A run of records:
--------

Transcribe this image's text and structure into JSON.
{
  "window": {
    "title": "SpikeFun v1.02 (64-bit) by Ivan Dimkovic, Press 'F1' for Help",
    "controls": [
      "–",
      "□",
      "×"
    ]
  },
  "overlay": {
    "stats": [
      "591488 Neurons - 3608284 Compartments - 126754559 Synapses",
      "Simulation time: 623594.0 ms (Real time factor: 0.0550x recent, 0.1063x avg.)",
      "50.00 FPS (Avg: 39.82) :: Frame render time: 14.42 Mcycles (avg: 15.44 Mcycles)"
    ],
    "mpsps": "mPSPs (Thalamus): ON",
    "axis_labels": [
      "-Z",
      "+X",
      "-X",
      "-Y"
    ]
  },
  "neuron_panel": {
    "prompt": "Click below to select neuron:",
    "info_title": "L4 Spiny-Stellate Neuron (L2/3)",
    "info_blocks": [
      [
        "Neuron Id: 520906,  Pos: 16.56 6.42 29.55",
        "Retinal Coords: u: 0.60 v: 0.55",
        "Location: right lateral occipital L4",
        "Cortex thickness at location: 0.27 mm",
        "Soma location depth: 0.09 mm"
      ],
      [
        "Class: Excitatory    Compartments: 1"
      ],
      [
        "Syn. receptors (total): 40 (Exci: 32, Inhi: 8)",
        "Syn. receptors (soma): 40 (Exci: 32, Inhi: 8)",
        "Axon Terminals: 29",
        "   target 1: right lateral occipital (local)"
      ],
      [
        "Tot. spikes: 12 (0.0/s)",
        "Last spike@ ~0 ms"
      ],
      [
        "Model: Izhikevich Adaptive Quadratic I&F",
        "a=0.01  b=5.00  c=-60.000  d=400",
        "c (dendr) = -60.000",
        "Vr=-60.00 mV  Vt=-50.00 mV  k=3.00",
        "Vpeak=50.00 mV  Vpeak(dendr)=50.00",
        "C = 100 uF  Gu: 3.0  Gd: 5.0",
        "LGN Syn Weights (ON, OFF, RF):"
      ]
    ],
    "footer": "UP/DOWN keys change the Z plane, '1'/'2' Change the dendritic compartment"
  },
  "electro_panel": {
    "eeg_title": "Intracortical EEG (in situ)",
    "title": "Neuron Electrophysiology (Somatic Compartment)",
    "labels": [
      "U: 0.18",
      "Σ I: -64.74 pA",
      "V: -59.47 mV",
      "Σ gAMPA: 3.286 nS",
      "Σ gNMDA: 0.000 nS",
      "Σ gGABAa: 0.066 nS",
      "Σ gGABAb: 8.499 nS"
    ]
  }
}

--------

TO BE DONE: Using the listing, collect all lines in which the string "receptors" is found.

RESPONSE:
        "Syn. receptors (total): 40 (Exci: 32, Inhi: 8)",
        "Syn. receptors (soma): 40 (Exci: 32, Inhi: 8)",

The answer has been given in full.